___ RECORDED INFORMATION

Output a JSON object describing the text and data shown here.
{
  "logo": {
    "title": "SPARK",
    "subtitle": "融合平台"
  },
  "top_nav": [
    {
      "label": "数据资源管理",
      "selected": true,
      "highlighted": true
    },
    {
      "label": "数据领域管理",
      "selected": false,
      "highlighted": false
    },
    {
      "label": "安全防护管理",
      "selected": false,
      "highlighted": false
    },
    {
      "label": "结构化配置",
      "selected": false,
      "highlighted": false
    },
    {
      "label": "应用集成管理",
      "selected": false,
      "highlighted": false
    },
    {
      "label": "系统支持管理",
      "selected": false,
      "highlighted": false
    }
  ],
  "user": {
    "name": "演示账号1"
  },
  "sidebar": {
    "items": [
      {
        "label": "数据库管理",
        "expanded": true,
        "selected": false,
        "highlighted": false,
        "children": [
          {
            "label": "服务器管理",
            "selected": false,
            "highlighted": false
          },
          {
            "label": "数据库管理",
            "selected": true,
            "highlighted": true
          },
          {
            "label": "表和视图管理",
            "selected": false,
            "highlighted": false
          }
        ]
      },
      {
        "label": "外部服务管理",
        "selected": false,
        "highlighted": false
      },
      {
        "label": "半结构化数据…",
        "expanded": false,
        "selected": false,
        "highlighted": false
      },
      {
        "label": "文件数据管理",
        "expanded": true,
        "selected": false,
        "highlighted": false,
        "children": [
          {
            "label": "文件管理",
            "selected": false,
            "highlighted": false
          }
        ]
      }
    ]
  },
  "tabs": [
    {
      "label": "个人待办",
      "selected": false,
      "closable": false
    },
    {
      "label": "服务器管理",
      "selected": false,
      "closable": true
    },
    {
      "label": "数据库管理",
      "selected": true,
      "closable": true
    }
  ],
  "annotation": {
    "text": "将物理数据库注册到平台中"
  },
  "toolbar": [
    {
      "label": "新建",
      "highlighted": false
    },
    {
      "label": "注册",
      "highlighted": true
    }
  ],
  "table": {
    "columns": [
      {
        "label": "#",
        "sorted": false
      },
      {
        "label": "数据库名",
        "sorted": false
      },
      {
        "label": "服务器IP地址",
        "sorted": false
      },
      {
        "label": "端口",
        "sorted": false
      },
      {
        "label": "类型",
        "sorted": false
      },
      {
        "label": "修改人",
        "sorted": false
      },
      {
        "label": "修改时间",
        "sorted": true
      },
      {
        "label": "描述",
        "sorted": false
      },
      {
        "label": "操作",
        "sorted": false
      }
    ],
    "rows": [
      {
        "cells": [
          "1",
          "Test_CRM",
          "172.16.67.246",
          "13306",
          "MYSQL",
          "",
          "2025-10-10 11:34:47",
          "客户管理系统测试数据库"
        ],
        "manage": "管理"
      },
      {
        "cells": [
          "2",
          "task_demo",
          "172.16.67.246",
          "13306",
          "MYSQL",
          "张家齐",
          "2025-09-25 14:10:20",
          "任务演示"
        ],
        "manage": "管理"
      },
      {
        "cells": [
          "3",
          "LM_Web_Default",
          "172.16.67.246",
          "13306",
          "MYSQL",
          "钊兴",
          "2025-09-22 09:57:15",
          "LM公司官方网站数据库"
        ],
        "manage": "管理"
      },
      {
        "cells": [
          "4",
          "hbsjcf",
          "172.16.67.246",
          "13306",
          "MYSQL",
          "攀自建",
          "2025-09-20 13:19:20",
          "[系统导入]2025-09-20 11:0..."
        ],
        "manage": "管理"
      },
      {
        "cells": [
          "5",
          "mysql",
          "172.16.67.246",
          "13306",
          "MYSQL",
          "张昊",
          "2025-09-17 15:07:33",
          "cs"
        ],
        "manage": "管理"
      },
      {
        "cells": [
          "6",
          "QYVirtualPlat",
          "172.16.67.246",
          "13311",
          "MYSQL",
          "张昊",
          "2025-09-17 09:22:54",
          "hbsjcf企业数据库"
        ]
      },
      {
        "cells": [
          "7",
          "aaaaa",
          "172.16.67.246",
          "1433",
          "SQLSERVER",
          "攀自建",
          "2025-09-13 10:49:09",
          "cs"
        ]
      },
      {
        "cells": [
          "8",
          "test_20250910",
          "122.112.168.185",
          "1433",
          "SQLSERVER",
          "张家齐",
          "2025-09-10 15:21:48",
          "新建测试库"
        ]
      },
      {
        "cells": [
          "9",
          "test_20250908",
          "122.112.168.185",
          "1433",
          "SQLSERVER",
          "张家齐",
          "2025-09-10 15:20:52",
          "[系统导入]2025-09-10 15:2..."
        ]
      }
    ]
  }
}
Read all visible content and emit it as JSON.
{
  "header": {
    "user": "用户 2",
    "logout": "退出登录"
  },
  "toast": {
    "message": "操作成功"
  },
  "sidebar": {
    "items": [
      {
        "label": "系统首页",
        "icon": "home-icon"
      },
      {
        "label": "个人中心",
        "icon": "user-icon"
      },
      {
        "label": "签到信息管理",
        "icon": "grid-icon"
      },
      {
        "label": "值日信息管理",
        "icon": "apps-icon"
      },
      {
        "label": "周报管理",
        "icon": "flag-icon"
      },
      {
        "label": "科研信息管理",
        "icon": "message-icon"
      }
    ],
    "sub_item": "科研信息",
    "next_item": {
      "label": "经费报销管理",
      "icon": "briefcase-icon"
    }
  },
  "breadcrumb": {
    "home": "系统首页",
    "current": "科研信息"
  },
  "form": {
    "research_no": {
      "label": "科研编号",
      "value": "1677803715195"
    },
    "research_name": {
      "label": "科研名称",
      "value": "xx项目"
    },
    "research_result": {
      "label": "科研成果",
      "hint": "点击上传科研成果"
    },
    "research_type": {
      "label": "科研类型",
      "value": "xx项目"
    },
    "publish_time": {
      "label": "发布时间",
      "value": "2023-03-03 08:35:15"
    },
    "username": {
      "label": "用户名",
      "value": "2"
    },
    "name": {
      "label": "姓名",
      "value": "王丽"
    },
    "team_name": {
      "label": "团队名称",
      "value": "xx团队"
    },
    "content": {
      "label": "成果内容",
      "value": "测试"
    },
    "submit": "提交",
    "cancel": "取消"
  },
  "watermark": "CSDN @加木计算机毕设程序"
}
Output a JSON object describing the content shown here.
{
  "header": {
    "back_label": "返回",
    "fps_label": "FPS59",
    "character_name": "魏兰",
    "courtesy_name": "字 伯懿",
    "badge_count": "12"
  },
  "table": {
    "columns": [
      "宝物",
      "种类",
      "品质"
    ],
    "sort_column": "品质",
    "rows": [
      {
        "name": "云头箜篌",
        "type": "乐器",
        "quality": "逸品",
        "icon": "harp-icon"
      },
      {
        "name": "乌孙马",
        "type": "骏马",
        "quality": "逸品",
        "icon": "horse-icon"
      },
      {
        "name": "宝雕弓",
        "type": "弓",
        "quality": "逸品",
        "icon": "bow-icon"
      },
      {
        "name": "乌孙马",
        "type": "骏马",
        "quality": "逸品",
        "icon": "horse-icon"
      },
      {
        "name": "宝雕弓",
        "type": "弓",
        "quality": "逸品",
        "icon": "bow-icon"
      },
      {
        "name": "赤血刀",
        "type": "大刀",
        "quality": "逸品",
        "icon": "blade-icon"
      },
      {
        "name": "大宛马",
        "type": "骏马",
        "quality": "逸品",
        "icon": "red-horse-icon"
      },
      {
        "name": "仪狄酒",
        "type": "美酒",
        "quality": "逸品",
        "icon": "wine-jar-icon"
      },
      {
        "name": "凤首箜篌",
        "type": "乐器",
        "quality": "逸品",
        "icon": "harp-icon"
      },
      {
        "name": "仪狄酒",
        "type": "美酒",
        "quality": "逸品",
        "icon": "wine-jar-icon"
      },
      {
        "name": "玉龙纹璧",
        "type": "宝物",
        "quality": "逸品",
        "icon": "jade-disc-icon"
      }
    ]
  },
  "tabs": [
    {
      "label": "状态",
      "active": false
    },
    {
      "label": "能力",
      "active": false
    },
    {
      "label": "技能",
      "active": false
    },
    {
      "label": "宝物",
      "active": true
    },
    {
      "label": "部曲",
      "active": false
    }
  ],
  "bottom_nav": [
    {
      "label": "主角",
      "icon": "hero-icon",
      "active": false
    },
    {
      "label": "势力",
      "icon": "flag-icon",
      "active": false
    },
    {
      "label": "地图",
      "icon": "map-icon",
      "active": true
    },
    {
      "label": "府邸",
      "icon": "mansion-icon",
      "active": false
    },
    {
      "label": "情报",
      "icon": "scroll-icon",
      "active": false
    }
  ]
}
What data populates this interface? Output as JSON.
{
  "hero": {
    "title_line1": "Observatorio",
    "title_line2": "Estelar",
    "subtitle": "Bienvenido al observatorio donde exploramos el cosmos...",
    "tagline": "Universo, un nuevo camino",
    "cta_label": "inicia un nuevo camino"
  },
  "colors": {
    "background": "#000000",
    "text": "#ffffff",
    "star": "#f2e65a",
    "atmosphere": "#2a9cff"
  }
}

______

EXERCISE AIM. Gather up the lines that contain the word "data".

RESPONSE TO THE EXERCISE.
Output a JSON object describing the text and data shown here.
What data populates this interface? Output as JSON.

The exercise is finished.